§ **DATI FORNITI**:
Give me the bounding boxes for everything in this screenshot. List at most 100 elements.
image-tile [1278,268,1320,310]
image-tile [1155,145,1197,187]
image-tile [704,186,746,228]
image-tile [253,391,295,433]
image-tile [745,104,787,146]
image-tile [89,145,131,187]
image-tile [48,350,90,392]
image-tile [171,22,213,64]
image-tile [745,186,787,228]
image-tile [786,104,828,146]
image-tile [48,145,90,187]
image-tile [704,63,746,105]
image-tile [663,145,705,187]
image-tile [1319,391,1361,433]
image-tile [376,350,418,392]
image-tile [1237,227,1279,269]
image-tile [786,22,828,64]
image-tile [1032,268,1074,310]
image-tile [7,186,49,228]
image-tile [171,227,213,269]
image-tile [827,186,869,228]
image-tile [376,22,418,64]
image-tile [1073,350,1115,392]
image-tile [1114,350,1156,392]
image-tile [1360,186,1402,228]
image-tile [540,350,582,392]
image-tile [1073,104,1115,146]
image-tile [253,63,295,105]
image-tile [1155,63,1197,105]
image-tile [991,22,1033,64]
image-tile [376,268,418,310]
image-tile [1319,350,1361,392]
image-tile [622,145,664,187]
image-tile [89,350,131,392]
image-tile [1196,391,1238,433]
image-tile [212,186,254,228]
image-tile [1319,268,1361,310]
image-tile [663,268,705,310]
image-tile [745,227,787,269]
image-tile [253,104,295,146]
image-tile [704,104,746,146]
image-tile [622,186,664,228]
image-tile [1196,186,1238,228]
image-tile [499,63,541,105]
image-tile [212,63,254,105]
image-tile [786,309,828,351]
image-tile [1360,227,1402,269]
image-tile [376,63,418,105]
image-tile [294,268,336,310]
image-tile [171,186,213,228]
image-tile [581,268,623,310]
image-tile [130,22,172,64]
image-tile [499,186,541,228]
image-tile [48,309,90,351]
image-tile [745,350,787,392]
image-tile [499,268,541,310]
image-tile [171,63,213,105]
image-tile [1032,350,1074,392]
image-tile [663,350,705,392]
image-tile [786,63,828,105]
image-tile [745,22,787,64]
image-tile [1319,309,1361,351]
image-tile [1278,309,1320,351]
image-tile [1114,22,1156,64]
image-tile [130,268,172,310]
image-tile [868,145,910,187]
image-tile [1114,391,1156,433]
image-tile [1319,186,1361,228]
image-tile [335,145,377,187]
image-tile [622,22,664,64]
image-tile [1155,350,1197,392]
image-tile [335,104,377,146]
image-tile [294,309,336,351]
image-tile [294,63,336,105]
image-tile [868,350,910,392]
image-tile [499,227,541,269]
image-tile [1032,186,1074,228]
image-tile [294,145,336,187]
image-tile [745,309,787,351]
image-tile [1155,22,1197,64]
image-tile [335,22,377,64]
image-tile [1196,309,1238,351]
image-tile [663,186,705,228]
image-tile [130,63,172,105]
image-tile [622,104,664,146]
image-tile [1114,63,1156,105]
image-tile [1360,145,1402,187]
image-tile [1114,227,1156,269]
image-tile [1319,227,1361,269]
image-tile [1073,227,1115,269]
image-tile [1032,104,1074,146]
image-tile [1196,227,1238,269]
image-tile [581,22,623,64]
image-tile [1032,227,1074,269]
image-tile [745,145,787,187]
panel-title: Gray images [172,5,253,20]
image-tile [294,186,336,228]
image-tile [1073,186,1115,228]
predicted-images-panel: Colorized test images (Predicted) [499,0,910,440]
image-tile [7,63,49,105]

§ **CONSEGNA**:
Stampa tutte le voci sopra riportate, riga per riga e senza alcuna modifica.

§ **RISULTATO**:
Give me the bounding boxes for everything in this screenshot. List at most 100 elements.
image-tile [1278,268,1320,310]
image-tile [1155,145,1197,187]
image-tile [704,186,746,228]
image-tile [253,391,295,433]
image-tile [745,104,787,146]
image-tile [89,145,131,187]
image-tile [48,350,90,392]
image-tile [171,22,213,64]
image-tile [745,186,787,228]
image-tile [786,104,828,146]
image-tile [48,145,90,187]
image-tile [704,63,746,105]
image-tile [663,145,705,187]
image-tile [1319,391,1361,433]
image-tile [376,350,418,392]
image-tile [1237,227,1279,269]
image-tile [786,22,828,64]
image-tile [1032,268,1074,310]
image-tile [7,186,49,228]
image-tile [171,227,213,269]
image-tile [827,186,869,228]
image-tile [376,22,418,64]
image-tile [1073,350,1115,392]
image-tile [1114,350,1156,392]
image-tile [1360,186,1402,228]
image-tile [540,350,582,392]
image-tile [1073,104,1115,146]
image-tile [253,63,295,105]
image-tile [1155,63,1197,105]
image-tile [991,22,1033,64]
image-tile [376,268,418,310]
image-tile [1319,350,1361,392]
image-tile [622,145,664,187]
image-tile [89,350,131,392]
image-tile [1196,391,1238,433]
image-tile [212,186,254,228]
image-tile [1319,268,1361,310]
image-tile [663,268,705,310]
image-tile [745,227,787,269]
image-tile [253,104,295,146]
image-tile [704,104,746,146]
image-tile [622,186,664,228]
image-tile [1196,186,1238,228]
image-tile [499,63,541,105]
image-tile [212,63,254,105]
image-tile [786,309,828,351]
image-tile [1360,227,1402,269]
image-tile [376,63,418,105]
image-tile [294,268,336,310]
image-tile [171,186,213,228]
image-tile [581,268,623,310]
image-tile [130,22,172,64]
image-tile [499,186,541,228]
image-tile [48,309,90,351]
image-tile [745,350,787,392]
image-tile [499,268,541,310]
image-tile [171,63,213,105]
image-tile [1032,350,1074,392]
image-tile [663,350,705,392]
image-tile [786,63,828,105]
image-tile [745,22,787,64]
image-tile [1319,309,1361,351]
image-tile [1278,309,1320,351]
image-tile [1114,22,1156,64]
image-tile [130,268,172,310]
image-tile [868,145,910,187]
image-tile [1114,391,1156,433]
image-tile [1319,186,1361,228]
image-tile [335,145,377,187]
image-tile [622,22,664,64]
image-tile [1155,350,1197,392]
image-tile [335,104,377,146]
image-tile [294,309,336,351]
image-tile [294,63,336,105]
image-tile [868,350,910,392]
image-tile [499,227,541,269]
image-tile [1032,186,1074,228]
image-tile [294,145,336,187]
image-tile [745,309,787,351]
image-tile [1155,22,1197,64]
image-tile [335,22,377,64]
image-tile [1196,309,1238,351]
image-tile [663,186,705,228]
image-tile [130,63,172,105]
image-tile [622,104,664,146]
image-tile [1114,63,1156,105]
image-tile [1360,145,1402,187]
image-tile [1114,227,1156,269]
image-tile [1319,227,1361,269]
image-tile [1073,227,1115,269]
image-tile [1032,104,1074,146]
image-tile [1196,227,1238,269]
image-tile [581,22,623,64]
image-tile [1032,227,1074,269]
image-tile [745,145,787,187]
panel-title: Gray images [172,5,253,20]
image-tile [294,186,336,228]
image-tile [1073,186,1115,228]
predicted-images-panel: Colorized test images (Predicted) [499,0,910,440]
image-tile [7,63,49,105]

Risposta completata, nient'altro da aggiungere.